▶ _Your objective_: Lift out each line of the data that holds "بحبل".

▶ _Material for this exercise_:
☆ ☆ ☆ ☆

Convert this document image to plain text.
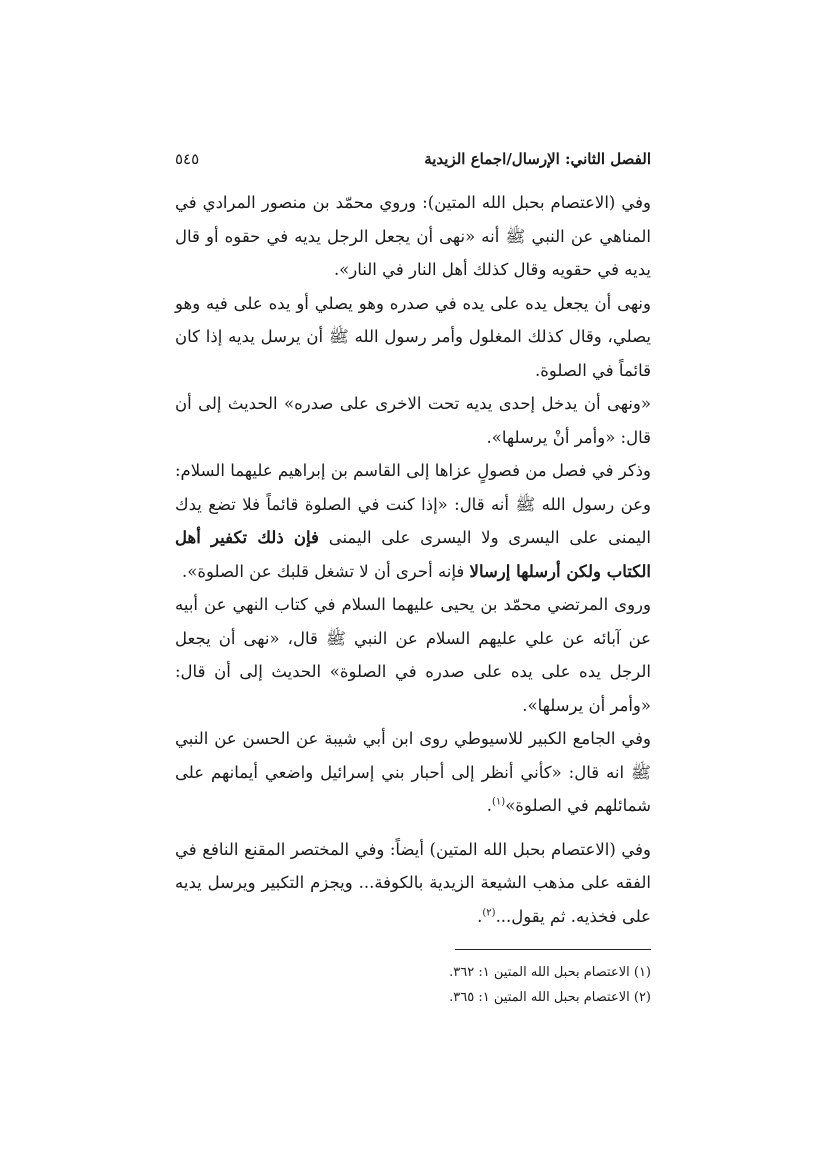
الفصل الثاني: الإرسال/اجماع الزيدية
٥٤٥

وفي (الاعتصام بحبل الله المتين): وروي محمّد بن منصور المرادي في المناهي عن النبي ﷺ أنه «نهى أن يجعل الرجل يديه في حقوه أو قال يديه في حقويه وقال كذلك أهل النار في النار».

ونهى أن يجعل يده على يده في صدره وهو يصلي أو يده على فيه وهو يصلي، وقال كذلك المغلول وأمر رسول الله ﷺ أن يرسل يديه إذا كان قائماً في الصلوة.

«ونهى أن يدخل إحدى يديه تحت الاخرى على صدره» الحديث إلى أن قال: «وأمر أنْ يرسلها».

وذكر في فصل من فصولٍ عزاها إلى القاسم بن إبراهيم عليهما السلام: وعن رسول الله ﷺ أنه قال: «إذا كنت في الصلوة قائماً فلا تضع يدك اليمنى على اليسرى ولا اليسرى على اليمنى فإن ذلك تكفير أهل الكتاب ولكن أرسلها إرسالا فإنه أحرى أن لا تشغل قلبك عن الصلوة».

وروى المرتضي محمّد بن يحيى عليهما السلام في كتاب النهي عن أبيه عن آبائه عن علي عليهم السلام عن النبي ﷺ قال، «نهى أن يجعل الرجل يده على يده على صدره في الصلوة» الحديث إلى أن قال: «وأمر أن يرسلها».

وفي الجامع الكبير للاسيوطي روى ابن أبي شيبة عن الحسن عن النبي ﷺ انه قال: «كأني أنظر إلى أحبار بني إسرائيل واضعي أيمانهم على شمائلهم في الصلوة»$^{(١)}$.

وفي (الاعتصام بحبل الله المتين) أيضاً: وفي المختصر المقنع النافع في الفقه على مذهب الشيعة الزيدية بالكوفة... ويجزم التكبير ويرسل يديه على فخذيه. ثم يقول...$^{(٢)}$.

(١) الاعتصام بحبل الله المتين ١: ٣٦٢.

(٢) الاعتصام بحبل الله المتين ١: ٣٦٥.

☆ ☆ ☆ ☆

▶ _Solution to this problem_:
وفي (الاعتصام بحبل الله المتين): وروي محمّد بن منصور المرادي في المناهي عن النبي ﷺ أنه «نهى أن يجعل الرجل يديه في حقوه أو قال يديه في حقويه وقال كذلك أهل النار في النار».
وفي (الاعتصام بحبل الله المتين) أيضاً: وفي المختصر المقنع النافع في الفقه على مذهب الشيعة الزيدية بالكوفة... ويجزم التكبير ويرسل يديه على فخذيه. ثم يقول...$^{(٢)}$.
(١) الاعتصام بحبل الله المتين ١: ٣٦٢.
(٢) الاعتصام بحبل الله المتين ١: ٣٦٥.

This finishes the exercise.